> [The input]
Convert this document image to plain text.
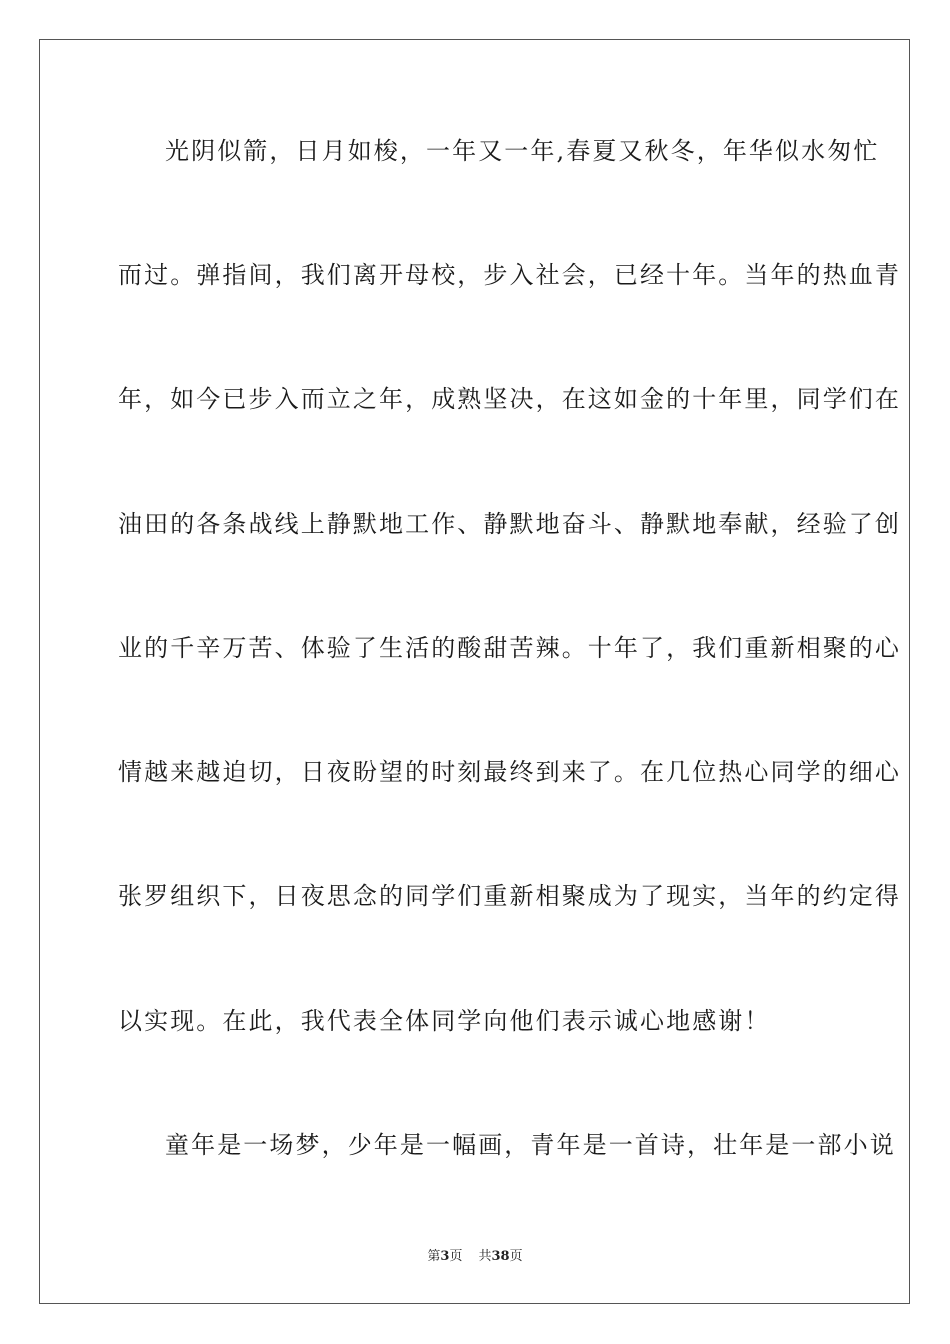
光阴似箭，日月如梭，一年又一年,春夏又秋冬，年华似水匆忙
而过。弹指间，我们离开母校，步入社会，已经十年。当年的热血青
年，如今已步入而立之年，成熟坚决，在这如金的十年里，同学们在
油田的各条战线上静默地工作、静默地奋斗、静默地奉献，经验了创
业的千辛万苦、体验了生活的酸甜苦辣。十年了，我们重新相聚的心
情越来越迫切，日夜盼望的时刻最终到来了。在几位热心同学的细心
张罗组织下，日夜思念的同学们重新相聚成为了现实，当年的约定得
以实现。在此，我代表全体同学向他们表示诚心地感谢！
童年是一场梦，少年是一幅画，青年是一首诗，壮年是一部小说
第3页 共38页
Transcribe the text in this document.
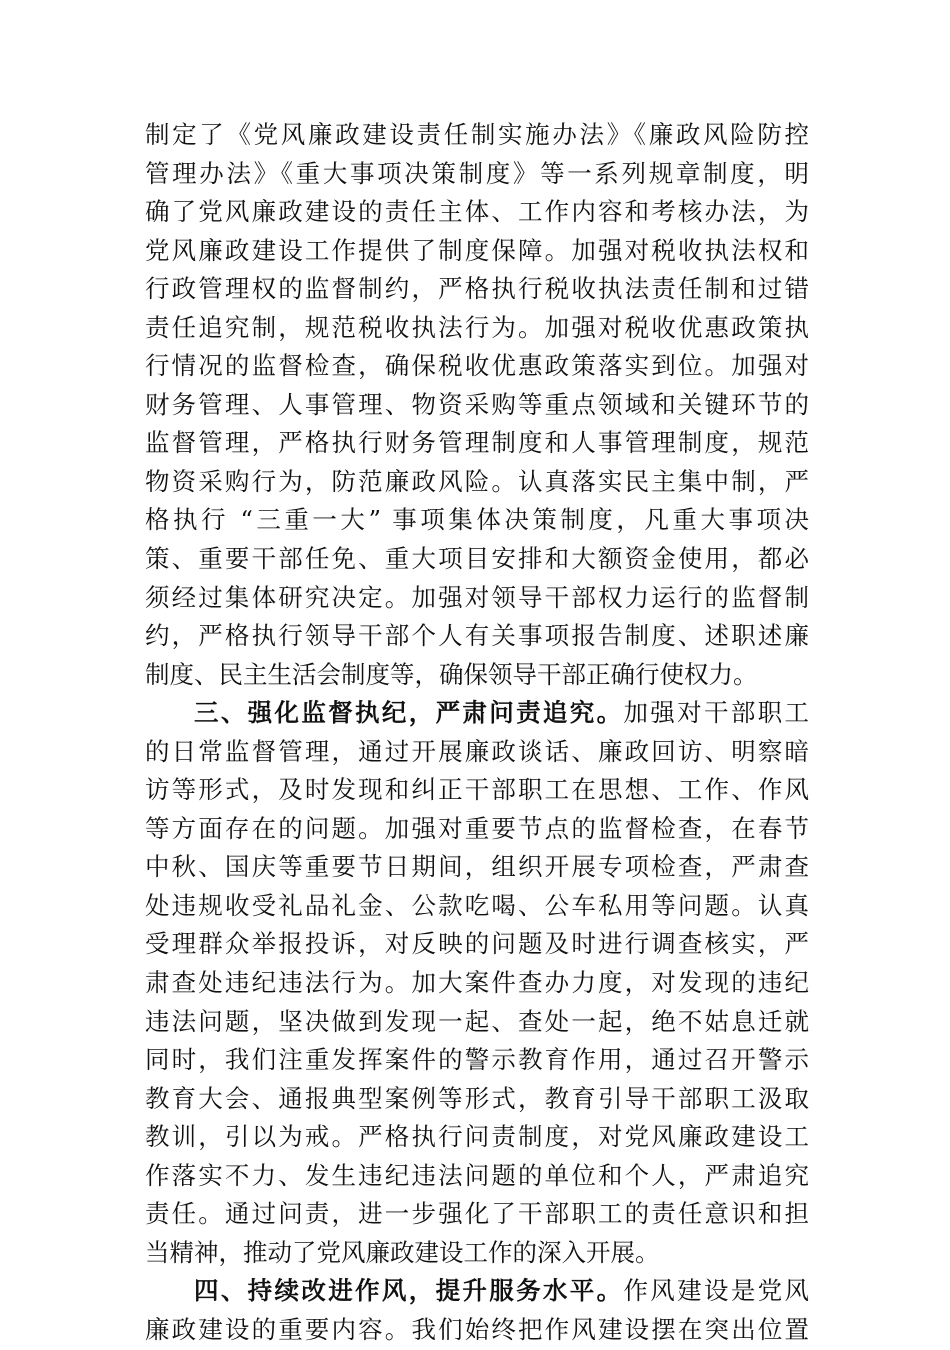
制定了《党风廉政建设责任制实施办法》《廉政风险防控
管理办法》《重大事项决策制度》等一系列规章制度，明
确了党风廉政建设的责任主体、工作内容和考核办法，为
党风廉政建设工作提供了制度保障。加强对税收执法权和
行政管理权的监督制约，严格执行税收执法责任制和过错
责任追究制，规范税收执法行为。加强对税收优惠政策执
行情况的监督检查，确保税收优惠政策落实到位。加强对
财务管理、人事管理、物资采购等重点领域和关键环节的
监督管理，严格执行财务管理制度和人事管理制度，规范
物资采购行为，防范廉政风险。认真落实民主集中制，严
格执行 “三重一大” 事项集体决策制度，凡重大事项决
策、重要干部任免、重大项目安排和大额资金使用，都必
须经过集体研究决定。加强对领导干部权力运行的监督制
约，严格执行领导干部个人有关事项报告制度、述职述廉
制度、民主生活会制度等，确保领导干部正确行使权力。
三、强化监督执纪，严肃问责追究。加强对干部职工
的日常监督管理，通过开展廉政谈话、廉政回访、明察暗
访等形式，及时发现和纠正干部职工在思想、工作、作风
等方面存在的问题。加强对重要节点的监督检查，在春节
中秋、国庆等重要节日期间，组织开展专项检查，严肃查
处违规收受礼品礼金、公款吃喝、公车私用等问题。认真
受理群众举报投诉，对反映的问题及时进行调查核实，严
肃查处违纪违法行为。加大案件查办力度，对发现的违纪
违法问题，坚决做到发现一起、查处一起，绝不姑息迁就
同时，我们注重发挥案件的警示教育作用，通过召开警示
教育大会、通报典型案例等形式，教育引导干部职工汲取
教训，引以为戒。严格执行问责制度，对党风廉政建设工
作落实不力、发生违纪违法问题的单位和个人，严肃追究
责任。通过问责，进一步强化了干部职工的责任意识和担
当精神，推动了党风廉政建设工作的深入开展。
四、持续改进作风，提升服务水平。作风建设是党风
廉政建设的重要内容。我们始终把作风建设摆在突出位置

> [Given request]
Emit the lines from the line containing "Transcribe the text in this document." to the final line of the material, inclusive, exactly as written; pictures are excluded.

> [The completed task]
Transcribe the text in this document.
制定了《党风廉政建设责任制实施办法》《廉政风险防控
管理办法》《重大事项决策制度》等一系列规章制度，明
确了党风廉政建设的责任主体、工作内容和考核办法，为
党风廉政建设工作提供了制度保障。加强对税收执法权和
行政管理权的监督制约，严格执行税收执法责任制和过错
责任追究制，规范税收执法行为。加强对税收优惠政策执
行情况的监督检查，确保税收优惠政策落实到位。加强对
财务管理、人事管理、物资采购等重点领域和关键环节的
监督管理，严格执行财务管理制度和人事管理制度，规范
物资采购行为，防范廉政风险。认真落实民主集中制，严
格执行 “三重一大” 事项集体决策制度，凡重大事项决
策、重要干部任免、重大项目安排和大额资金使用，都必
须经过集体研究决定。加强对领导干部权力运行的监督制
约，严格执行领导干部个人有关事项报告制度、述职述廉
制度、民主生活会制度等，确保领导干部正确行使权力。
三、强化监督执纪，严肃问责追究。加强对干部职工
的日常监督管理，通过开展廉政谈话、廉政回访、明察暗
访等形式，及时发现和纠正干部职工在思想、工作、作风
等方面存在的问题。加强对重要节点的监督检查，在春节
中秋、国庆等重要节日期间，组织开展专项检查，严肃查
处违规收受礼品礼金、公款吃喝、公车私用等问题。认真
受理群众举报投诉，对反映的问题及时进行调查核实，严
肃查处违纪违法行为。加大案件查办力度，对发现的违纪
违法问题，坚决做到发现一起、查处一起，绝不姑息迁就
同时，我们注重发挥案件的警示教育作用，通过召开警示
教育大会、通报典型案例等形式，教育引导干部职工汲取
教训，引以为戒。严格执行问责制度，对党风廉政建设工
作落实不力、发生违纪违法问题的单位和个人，严肃追究
责任。通过问责，进一步强化了干部职工的责任意识和担
当精神，推动了党风廉政建设工作的深入开展。
四、持续改进作风，提升服务水平。作风建设是党风
廉政建设的重要内容。我们始终把作风建设摆在突出位置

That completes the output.